[INFORMATION SUPPLIED]:
################
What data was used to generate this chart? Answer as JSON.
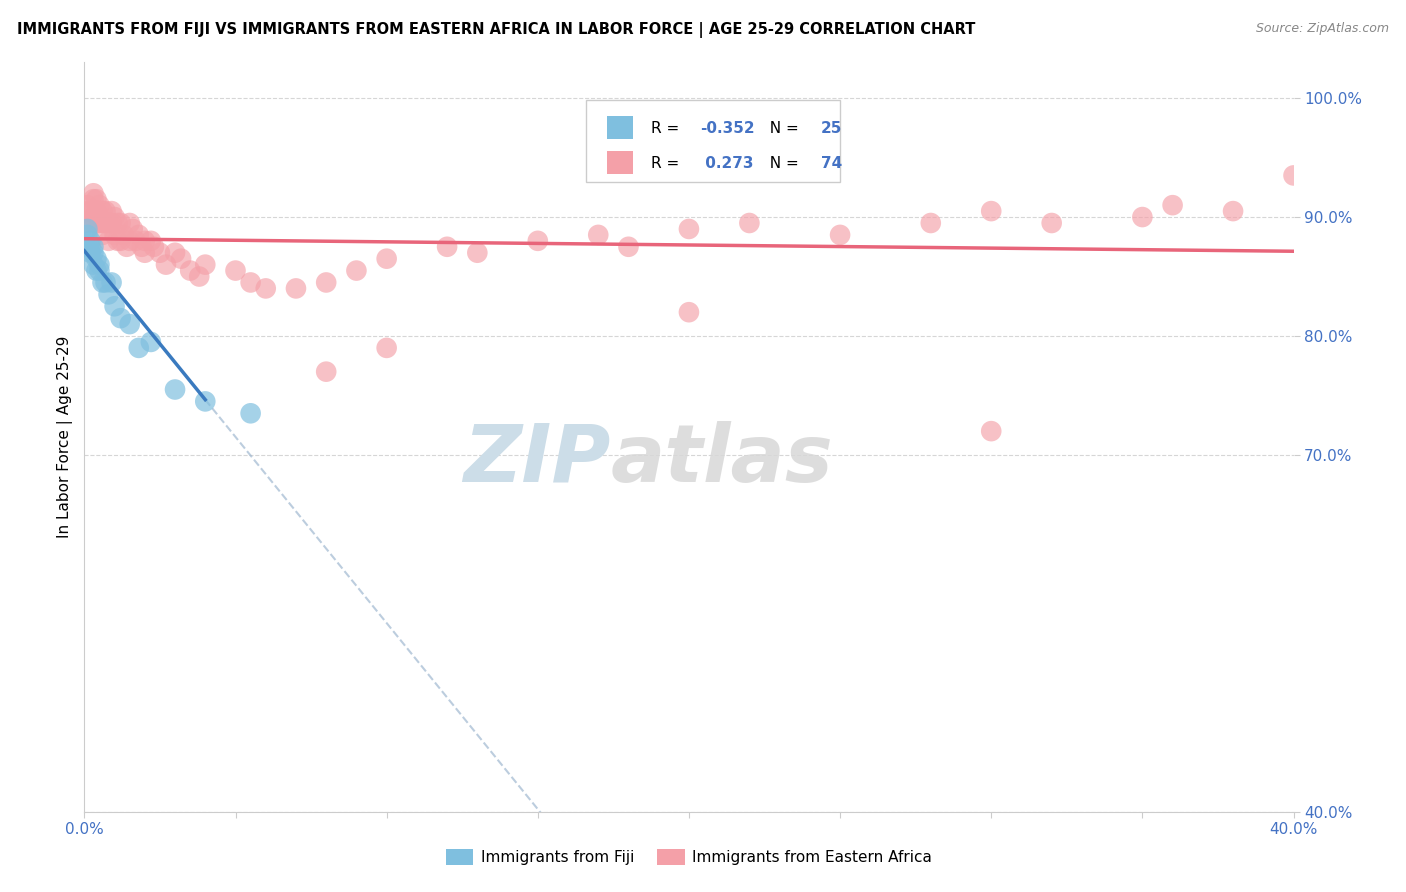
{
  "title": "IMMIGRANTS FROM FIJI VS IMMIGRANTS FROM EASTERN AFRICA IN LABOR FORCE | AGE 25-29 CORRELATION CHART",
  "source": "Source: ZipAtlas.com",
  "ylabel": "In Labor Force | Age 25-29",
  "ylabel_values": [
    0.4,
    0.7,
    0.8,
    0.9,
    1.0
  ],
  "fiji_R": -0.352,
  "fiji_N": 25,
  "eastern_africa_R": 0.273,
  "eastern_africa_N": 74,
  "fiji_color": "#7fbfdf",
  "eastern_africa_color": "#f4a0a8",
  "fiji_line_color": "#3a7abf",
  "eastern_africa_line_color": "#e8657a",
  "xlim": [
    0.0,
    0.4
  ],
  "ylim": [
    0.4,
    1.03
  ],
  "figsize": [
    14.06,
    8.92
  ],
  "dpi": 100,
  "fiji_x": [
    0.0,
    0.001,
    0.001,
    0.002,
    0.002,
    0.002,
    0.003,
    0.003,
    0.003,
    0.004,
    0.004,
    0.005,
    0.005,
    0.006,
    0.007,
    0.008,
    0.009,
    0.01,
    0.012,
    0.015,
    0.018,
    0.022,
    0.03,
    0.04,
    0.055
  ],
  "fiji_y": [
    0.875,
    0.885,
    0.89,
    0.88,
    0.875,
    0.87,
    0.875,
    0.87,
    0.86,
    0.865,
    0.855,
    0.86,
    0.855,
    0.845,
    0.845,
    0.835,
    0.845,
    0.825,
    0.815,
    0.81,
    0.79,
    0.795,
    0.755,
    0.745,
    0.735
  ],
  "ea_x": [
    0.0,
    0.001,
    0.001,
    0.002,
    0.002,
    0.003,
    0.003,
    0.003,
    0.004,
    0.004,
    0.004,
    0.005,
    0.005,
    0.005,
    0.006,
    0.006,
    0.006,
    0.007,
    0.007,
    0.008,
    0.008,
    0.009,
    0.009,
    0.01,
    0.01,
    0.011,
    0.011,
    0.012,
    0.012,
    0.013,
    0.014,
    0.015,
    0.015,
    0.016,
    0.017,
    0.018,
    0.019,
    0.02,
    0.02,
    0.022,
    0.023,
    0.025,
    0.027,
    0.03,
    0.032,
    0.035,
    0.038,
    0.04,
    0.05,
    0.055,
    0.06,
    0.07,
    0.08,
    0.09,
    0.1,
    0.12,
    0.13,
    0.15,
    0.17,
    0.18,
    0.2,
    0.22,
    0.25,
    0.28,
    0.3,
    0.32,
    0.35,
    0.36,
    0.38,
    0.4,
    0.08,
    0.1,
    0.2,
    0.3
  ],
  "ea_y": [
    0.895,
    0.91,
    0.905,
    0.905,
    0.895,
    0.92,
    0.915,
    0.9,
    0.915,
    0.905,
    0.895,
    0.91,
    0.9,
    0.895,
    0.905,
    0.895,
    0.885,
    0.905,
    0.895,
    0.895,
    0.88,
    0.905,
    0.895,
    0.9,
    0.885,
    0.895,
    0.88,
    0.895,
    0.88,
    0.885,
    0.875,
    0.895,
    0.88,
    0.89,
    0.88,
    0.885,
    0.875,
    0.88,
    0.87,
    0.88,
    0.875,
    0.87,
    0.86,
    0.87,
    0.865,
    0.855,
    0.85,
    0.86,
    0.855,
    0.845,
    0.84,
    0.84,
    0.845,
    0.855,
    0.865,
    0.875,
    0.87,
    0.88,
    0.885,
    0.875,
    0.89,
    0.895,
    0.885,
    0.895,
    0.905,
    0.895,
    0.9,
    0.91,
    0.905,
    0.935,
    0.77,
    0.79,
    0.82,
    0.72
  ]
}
################
[SET PROBLEM]:
Repeat the records above exactly, omitting every picture.

[ANSWER TO THE PROBLEM]:
What data was used to generate this chart? Answer as JSON.
{
  "title": "IMMIGRANTS FROM FIJI VS IMMIGRANTS FROM EASTERN AFRICA IN LABOR FORCE | AGE 25-29 CORRELATION CHART",
  "source": "Source: ZipAtlas.com",
  "ylabel": "In Labor Force | Age 25-29",
  "ylabel_values": [
    0.4,
    0.7,
    0.8,
    0.9,
    1.0
  ],
  "fiji_R": -0.352,
  "fiji_N": 25,
  "eastern_africa_R": 0.273,
  "eastern_africa_N": 74,
  "fiji_color": "#7fbfdf",
  "eastern_africa_color": "#f4a0a8",
  "fiji_line_color": "#3a7abf",
  "eastern_africa_line_color": "#e8657a",
  "xlim": [
    0.0,
    0.4
  ],
  "ylim": [
    0.4,
    1.03
  ],
  "figsize": [
    14.06,
    8.92
  ],
  "dpi": 100,
  "fiji_x": [
    0.0,
    0.001,
    0.001,
    0.002,
    0.002,
    0.002,
    0.003,
    0.003,
    0.003,
    0.004,
    0.004,
    0.005,
    0.005,
    0.006,
    0.007,
    0.008,
    0.009,
    0.01,
    0.012,
    0.015,
    0.018,
    0.022,
    0.03,
    0.04,
    0.055
  ],
  "fiji_y": [
    0.875,
    0.885,
    0.89,
    0.88,
    0.875,
    0.87,
    0.875,
    0.87,
    0.86,
    0.865,
    0.855,
    0.86,
    0.855,
    0.845,
    0.845,
    0.835,
    0.845,
    0.825,
    0.815,
    0.81,
    0.79,
    0.795,
    0.755,
    0.745,
    0.735
  ],
  "ea_x": [
    0.0,
    0.001,
    0.001,
    0.002,
    0.002,
    0.003,
    0.003,
    0.003,
    0.004,
    0.004,
    0.004,
    0.005,
    0.005,
    0.005,
    0.006,
    0.006,
    0.006,
    0.007,
    0.007,
    0.008,
    0.008,
    0.009,
    0.009,
    0.01,
    0.01,
    0.011,
    0.011,
    0.012,
    0.012,
    0.013,
    0.014,
    0.015,
    0.015,
    0.016,
    0.017,
    0.018,
    0.019,
    0.02,
    0.02,
    0.022,
    0.023,
    0.025,
    0.027,
    0.03,
    0.032,
    0.035,
    0.038,
    0.04,
    0.05,
    0.055,
    0.06,
    0.07,
    0.08,
    0.09,
    0.1,
    0.12,
    0.13,
    0.15,
    0.17,
    0.18,
    0.2,
    0.22,
    0.25,
    0.28,
    0.3,
    0.32,
    0.35,
    0.36,
    0.38,
    0.4,
    0.08,
    0.1,
    0.2,
    0.3
  ],
  "ea_y": [
    0.895,
    0.91,
    0.905,
    0.905,
    0.895,
    0.92,
    0.915,
    0.9,
    0.915,
    0.905,
    0.895,
    0.91,
    0.9,
    0.895,
    0.905,
    0.895,
    0.885,
    0.905,
    0.895,
    0.895,
    0.88,
    0.905,
    0.895,
    0.9,
    0.885,
    0.895,
    0.88,
    0.895,
    0.88,
    0.885,
    0.875,
    0.895,
    0.88,
    0.89,
    0.88,
    0.885,
    0.875,
    0.88,
    0.87,
    0.88,
    0.875,
    0.87,
    0.86,
    0.87,
    0.865,
    0.855,
    0.85,
    0.86,
    0.855,
    0.845,
    0.84,
    0.84,
    0.845,
    0.855,
    0.865,
    0.875,
    0.87,
    0.88,
    0.885,
    0.875,
    0.89,
    0.895,
    0.885,
    0.895,
    0.905,
    0.895,
    0.9,
    0.91,
    0.905,
    0.935,
    0.77,
    0.79,
    0.82,
    0.72
  ]
}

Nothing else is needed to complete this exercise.